[Extracted records]
--------------------------------
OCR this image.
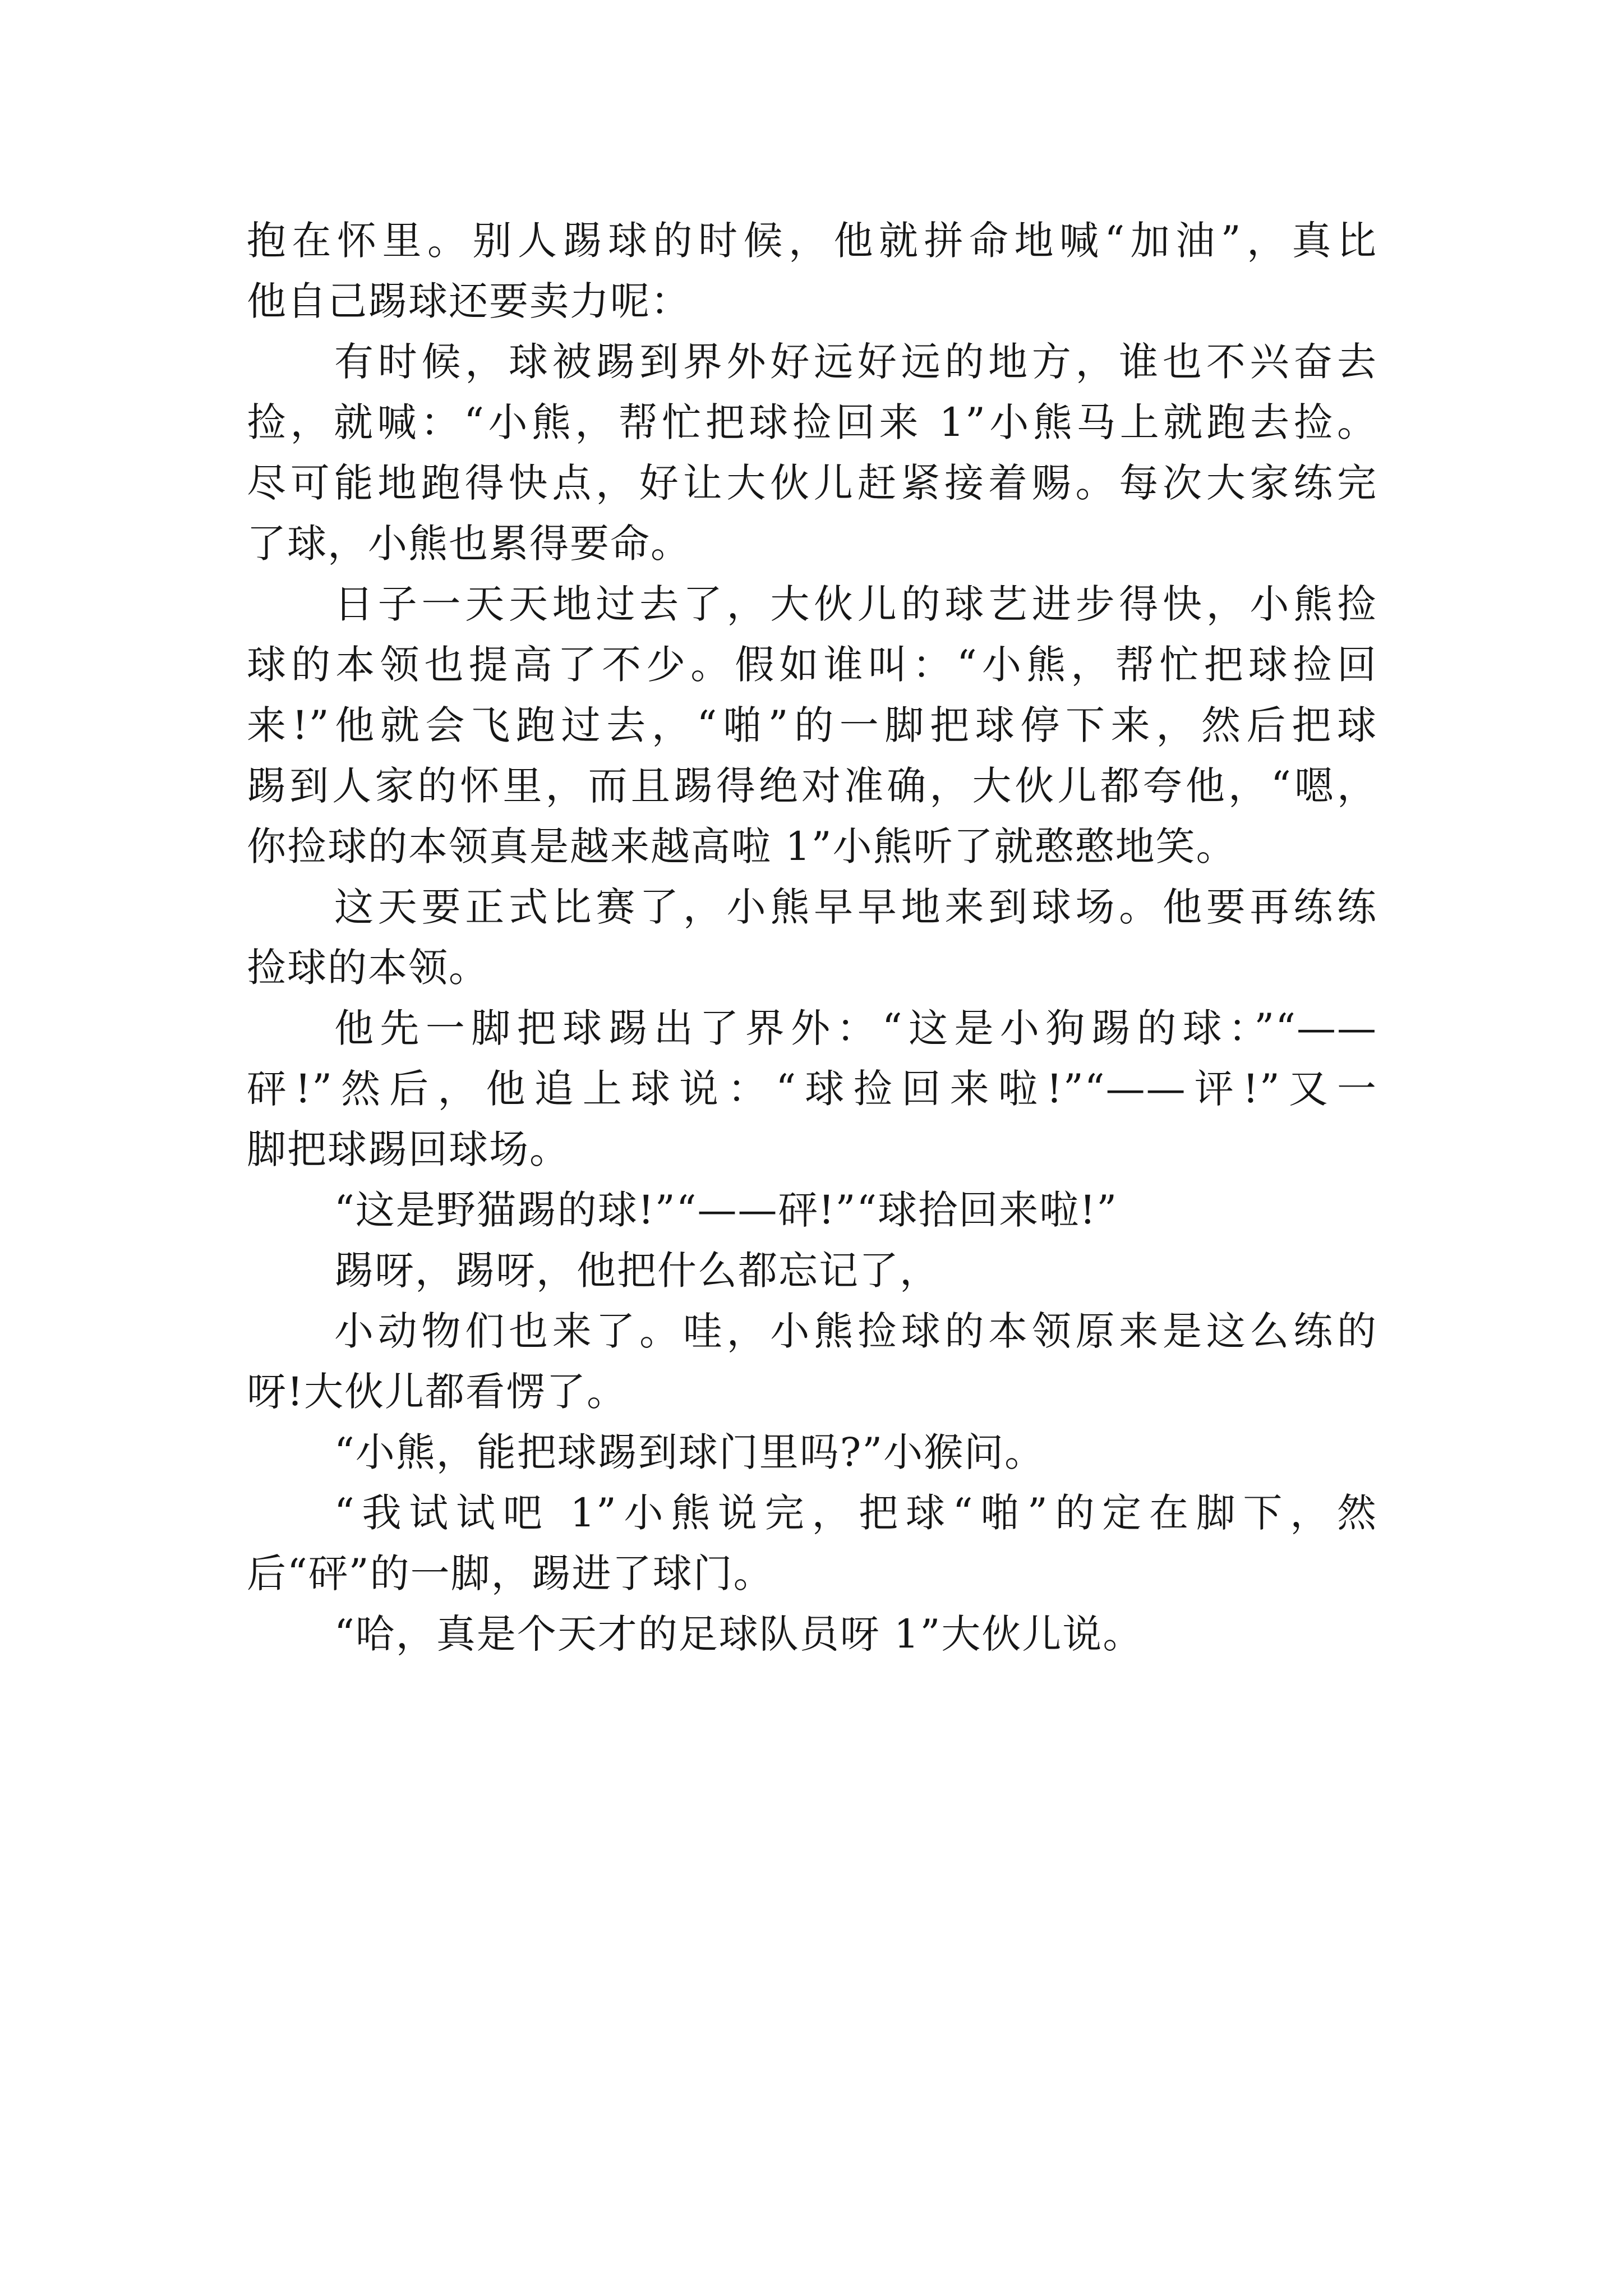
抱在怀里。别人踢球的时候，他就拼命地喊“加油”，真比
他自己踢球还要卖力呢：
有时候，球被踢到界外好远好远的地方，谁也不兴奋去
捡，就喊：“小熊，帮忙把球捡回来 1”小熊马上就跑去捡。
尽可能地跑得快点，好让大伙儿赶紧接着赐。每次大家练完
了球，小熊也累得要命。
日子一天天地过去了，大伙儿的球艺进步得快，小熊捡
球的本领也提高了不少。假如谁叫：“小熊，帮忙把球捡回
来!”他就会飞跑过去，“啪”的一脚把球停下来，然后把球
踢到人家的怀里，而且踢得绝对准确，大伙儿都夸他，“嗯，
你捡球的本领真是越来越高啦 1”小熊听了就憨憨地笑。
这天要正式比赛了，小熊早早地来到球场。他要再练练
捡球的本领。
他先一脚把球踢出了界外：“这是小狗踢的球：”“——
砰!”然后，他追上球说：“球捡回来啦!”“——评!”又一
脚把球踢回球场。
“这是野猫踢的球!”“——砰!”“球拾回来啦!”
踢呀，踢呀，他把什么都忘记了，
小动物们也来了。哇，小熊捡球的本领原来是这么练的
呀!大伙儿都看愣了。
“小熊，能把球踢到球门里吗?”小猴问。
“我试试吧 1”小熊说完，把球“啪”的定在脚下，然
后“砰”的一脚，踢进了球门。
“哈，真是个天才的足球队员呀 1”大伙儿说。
--------------------------------
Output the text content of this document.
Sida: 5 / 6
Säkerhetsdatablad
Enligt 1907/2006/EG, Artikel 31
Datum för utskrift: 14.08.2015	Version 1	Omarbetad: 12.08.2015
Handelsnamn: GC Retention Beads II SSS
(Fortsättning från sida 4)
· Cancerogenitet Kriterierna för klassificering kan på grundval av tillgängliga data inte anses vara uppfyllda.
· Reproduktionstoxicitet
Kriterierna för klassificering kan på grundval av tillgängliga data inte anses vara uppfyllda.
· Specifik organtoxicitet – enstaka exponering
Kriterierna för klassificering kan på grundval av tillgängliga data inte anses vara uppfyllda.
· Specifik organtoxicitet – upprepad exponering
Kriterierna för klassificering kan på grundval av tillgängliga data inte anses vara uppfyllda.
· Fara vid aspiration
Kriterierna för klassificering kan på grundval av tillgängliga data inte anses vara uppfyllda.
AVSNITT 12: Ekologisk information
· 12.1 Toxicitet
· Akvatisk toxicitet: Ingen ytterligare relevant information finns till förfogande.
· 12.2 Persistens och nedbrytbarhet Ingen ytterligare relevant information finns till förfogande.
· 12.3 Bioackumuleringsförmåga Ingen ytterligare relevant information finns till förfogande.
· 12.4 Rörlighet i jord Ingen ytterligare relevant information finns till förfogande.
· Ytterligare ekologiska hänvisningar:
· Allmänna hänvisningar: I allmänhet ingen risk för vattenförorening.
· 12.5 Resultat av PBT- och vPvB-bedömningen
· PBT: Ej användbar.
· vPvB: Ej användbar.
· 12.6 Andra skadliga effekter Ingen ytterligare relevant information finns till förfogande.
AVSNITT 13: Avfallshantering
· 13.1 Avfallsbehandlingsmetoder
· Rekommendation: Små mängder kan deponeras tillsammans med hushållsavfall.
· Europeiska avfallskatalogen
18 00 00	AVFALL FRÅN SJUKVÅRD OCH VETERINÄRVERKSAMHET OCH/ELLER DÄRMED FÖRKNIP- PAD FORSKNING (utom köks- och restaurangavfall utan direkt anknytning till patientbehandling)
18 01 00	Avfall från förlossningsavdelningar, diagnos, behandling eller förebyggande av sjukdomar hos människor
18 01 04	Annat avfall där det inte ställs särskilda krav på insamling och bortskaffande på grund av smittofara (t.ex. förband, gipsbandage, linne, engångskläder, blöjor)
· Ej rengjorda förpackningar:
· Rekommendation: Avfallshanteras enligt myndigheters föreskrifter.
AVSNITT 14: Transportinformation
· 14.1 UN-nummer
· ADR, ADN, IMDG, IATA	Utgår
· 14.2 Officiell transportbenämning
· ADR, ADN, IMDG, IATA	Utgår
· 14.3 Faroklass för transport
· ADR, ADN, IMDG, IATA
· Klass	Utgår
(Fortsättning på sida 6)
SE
--------------------------------
• DIRECTIVE:
Using the listing above, pull out all lines that hold the word "AVSNITT".

• FINAL RESULT:
AVSNITT 12: Ekologisk information
AVSNITT 13: Avfallshantering
AVSNITT 14: Transportinformation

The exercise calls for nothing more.